-- Start --

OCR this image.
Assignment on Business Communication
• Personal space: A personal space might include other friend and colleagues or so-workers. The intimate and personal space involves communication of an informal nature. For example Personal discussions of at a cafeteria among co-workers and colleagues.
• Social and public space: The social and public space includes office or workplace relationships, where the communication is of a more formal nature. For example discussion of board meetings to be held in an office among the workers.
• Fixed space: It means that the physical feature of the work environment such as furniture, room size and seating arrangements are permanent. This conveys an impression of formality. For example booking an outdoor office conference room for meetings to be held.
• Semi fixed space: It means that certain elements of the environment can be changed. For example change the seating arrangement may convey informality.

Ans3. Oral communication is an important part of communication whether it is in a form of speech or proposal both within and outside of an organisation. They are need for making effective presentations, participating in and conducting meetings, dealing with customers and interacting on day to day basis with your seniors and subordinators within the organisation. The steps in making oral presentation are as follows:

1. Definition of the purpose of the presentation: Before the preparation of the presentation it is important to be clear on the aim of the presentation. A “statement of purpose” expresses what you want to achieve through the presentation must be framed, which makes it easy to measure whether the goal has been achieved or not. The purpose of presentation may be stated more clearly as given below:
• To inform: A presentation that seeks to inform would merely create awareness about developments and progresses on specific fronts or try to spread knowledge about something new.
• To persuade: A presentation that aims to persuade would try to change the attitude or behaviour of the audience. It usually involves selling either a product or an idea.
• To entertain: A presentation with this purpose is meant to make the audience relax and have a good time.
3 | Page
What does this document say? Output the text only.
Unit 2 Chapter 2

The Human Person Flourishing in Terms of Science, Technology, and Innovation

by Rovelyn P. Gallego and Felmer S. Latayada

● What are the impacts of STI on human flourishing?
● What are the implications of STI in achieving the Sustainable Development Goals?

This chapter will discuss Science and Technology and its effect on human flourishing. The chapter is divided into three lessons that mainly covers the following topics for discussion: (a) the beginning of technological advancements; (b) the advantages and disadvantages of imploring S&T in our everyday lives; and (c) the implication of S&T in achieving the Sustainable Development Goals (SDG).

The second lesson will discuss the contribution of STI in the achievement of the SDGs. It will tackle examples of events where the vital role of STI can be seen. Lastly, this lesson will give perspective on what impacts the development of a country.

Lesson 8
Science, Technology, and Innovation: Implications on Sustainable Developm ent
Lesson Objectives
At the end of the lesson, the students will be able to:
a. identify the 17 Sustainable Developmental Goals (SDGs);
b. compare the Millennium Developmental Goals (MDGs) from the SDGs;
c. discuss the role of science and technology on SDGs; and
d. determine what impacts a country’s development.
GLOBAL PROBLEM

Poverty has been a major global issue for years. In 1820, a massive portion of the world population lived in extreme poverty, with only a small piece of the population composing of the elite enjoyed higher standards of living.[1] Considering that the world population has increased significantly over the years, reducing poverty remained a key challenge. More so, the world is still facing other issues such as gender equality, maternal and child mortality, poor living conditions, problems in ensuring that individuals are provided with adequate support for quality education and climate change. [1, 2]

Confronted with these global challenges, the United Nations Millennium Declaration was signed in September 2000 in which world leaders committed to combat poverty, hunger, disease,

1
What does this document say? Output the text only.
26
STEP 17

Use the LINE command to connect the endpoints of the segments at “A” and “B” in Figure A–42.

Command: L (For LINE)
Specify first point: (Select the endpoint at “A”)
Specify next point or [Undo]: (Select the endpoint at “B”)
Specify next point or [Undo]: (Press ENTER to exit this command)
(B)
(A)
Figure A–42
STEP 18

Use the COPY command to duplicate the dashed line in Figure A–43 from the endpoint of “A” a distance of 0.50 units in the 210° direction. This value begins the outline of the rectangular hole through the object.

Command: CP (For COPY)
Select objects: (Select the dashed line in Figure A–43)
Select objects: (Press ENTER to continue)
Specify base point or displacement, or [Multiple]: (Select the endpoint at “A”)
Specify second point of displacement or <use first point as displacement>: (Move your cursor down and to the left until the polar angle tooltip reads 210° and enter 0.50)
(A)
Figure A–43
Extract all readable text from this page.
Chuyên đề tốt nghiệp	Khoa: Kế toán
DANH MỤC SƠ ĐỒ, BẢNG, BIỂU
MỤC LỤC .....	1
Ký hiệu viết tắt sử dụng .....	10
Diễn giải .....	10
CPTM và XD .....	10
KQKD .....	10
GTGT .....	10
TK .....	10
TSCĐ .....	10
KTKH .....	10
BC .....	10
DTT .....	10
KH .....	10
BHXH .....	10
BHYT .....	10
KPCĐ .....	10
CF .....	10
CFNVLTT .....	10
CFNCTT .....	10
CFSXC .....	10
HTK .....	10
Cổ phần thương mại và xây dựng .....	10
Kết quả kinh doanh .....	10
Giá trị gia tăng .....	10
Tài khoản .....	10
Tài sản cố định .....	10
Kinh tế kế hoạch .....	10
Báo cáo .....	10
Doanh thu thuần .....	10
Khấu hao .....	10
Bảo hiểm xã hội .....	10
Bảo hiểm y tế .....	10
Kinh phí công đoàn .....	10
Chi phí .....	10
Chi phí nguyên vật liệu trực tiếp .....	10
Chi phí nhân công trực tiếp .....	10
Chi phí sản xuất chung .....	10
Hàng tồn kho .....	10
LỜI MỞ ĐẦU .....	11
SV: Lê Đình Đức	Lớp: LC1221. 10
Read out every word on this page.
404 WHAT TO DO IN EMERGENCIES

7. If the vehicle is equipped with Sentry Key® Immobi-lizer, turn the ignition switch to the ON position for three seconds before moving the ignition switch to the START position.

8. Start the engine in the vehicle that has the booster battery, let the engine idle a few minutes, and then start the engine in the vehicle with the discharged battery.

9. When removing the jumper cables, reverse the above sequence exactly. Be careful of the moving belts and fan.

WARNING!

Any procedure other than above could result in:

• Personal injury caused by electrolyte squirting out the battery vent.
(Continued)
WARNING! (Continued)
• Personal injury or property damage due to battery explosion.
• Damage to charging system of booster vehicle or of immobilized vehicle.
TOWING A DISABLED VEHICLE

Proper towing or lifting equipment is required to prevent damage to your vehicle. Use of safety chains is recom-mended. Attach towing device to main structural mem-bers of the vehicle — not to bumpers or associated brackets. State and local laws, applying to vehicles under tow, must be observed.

-- End --

◆ WHAT THE TASK ASKS
Write the listing out again, exactly as shown above.

◆ TASK RESPONSE
OCR this image.
Assignment on Business Communication
• Personal space: A personal space might include other friend and colleagues or so-workers. The intimate and personal space involves communication of an informal nature. For example Personal discussions of at a cafeteria among co-workers and colleagues.
• Social and public space: The social and public space includes office or workplace relationships, where the communication is of a more formal nature. For example discussion of board meetings to be held in an office among the workers.
• Fixed space: It means that the physical feature of the work environment such as furniture, room size and seating arrangements are permanent. This conveys an impression of formality. For example booking an outdoor office conference room for meetings to be held.
• Semi fixed space: It means that certain elements of the environment can be changed. For example change the seating arrangement may convey informality.

Ans3. Oral communication is an important part of communication whether it is in a form of speech or proposal both within and outside of an organisation. They are need for making effective presentations, participating in and conducting meetings, dealing with customers and interacting on day to day basis with your seniors and subordinators within the organisation. The steps in making oral presentation are as follows:

1. Definition of the purpose of the presentation: Before the preparation of the presentation it is important to be clear on the aim of the presentation. A “statement of purpose” expresses what you want to achieve through the presentation must be framed, which makes it easy to measure whether the goal has been achieved or not. The purpose of presentation may be stated more clearly as given below:
• To inform: A presentation that seeks to inform would merely create awareness about developments and progresses on specific fronts or try to spread knowledge about something new.
• To persuade: A presentation that aims to persuade would try to change the attitude or behaviour of the audience. It usually involves selling either a product or an idea.
• To entertain: A presentation with this purpose is meant to make the audience relax and have a good time.
3 | Page
What does this document say? Output the text only.
Unit 2 Chapter 2

The Human Person Flourishing in Terms of Science, Technology, and Innovation

by Rovelyn P. Gallego and Felmer S. Latayada

● What are the impacts of STI on human flourishing?
● What are the implications of STI in achieving the Sustainable Development Goals?

This chapter will discuss Science and Technology and its effect on human flourishing. The chapter is divided into three lessons that mainly covers the following topics for discussion: (a) the beginning of technological advancements; (b) the advantages and disadvantages of imploring S&T in our everyday lives; and (c) the implication of S&T in achieving the Sustainable Development Goals (SDG).

The second lesson will discuss the contribution of STI in the achievement of the SDGs. It will tackle examples of events where the vital role of STI can be seen. Lastly, this lesson will give perspective on what impacts the development of a country.

Lesson 8
Science, Technology, and Innovation: Implications on Sustainable Developm ent
Lesson Objectives
At the end of the lesson, the students will be able to:
a. identify the 17 Sustainable Developmental Goals (SDGs);
b. compare the Millennium Developmental Goals (MDGs) from the SDGs;
c. discuss the role of science and technology on SDGs; and
d. determine what impacts a country’s development.
GLOBAL PROBLEM

Poverty has been a major global issue for years. In 1820, a massive portion of the world population lived in extreme poverty, with only a small piece of the population composing of the elite enjoyed higher standards of living.[1] Considering that the world population has increased significantly over the years, reducing poverty remained a key challenge. More so, the world is still facing other issues such as gender equality, maternal and child mortality, poor living conditions, problems in ensuring that individuals are provided with adequate support for quality education and climate change. [1, 2]

Confronted with these global challenges, the United Nations Millennium Declaration was signed in September 2000 in which world leaders committed to combat poverty, hunger, disease,

1
What does this document say? Output the text only.
26
STEP 17

Use the LINE command to connect the endpoints of the segments at “A” and “B” in Figure A–42.

Command: L (For LINE)
Specify first point: (Select the endpoint at “A”)
Specify next point or [Undo]: (Select the endpoint at “B”)
Specify next point or [Undo]: (Press ENTER to exit this command)
(B)
(A)
Figure A–42
STEP 18

Use the COPY command to duplicate the dashed line in Figure A–43 from the endpoint of “A” a distance of 0.50 units in the 210° direction. This value begins the outline of the rectangular hole through the object.

Command: CP (For COPY)
Select objects: (Select the dashed line in Figure A–43)
Select objects: (Press ENTER to continue)
Specify base point or displacement, or [Multiple]: (Select the endpoint at “A”)
Specify second point of displacement or <use first point as displacement>: (Move your cursor down and to the left until the polar angle tooltip reads 210° and enter 0.50)
(A)
Figure A–43
Extract all readable text from this page.
Chuyên đề tốt nghiệp	Khoa: Kế toán
DANH MỤC SƠ ĐỒ, BẢNG, BIỂU
MỤC LỤC .....	1
Ký hiệu viết tắt sử dụng .....	10
Diễn giải .....	10
CPTM và XD .....	10
KQKD .....	10
GTGT .....	10
TK .....	10
TSCĐ .....	10
KTKH .....	10
BC .....	10
DTT .....	10
KH .....	10
BHXH .....	10
BHYT .....	10
KPCĐ .....	10
CF .....	10
CFNVLTT .....	10
CFNCTT .....	10
CFSXC .....	10
HTK .....	10
Cổ phần thương mại và xây dựng .....	10
Kết quả kinh doanh .....	10
Giá trị gia tăng .....	10
Tài khoản .....	10
Tài sản cố định .....	10
Kinh tế kế hoạch .....	10
Báo cáo .....	10
Doanh thu thuần .....	10
Khấu hao .....	10
Bảo hiểm xã hội .....	10
Bảo hiểm y tế .....	10
Kinh phí công đoàn .....	10
Chi phí .....	10
Chi phí nguyên vật liệu trực tiếp .....	10
Chi phí nhân công trực tiếp .....	10
Chi phí sản xuất chung .....	10
Hàng tồn kho .....	10
LỜI MỞ ĐẦU .....	11
SV: Lê Đình Đức	Lớp: LC1221. 10
Read out every word on this page.
404 WHAT TO DO IN EMERGENCIES

7. If the vehicle is equipped with Sentry Key® Immobi-lizer, turn the ignition switch to the ON position for three seconds before moving the ignition switch to the START position.

8. Start the engine in the vehicle that has the booster battery, let the engine idle a few minutes, and then start the engine in the vehicle with the discharged battery.

9. When removing the jumper cables, reverse the above sequence exactly. Be careful of the moving belts and fan.

WARNING!

Any procedure other than above could result in:

• Personal injury caused by electrolyte squirting out the battery vent.
(Continued)
WARNING! (Continued)
• Personal injury or property damage due to battery explosion.
• Damage to charging system of booster vehicle or of immobilized vehicle.
TOWING A DISABLED VEHICLE

Proper towing or lifting equipment is required to prevent damage to your vehicle. Use of safety chains is recom-mended. Attach towing device to main structural mem-bers of the vehicle — not to bumpers or associated brackets. State and local laws, applying to vehicles under tow, must be observed.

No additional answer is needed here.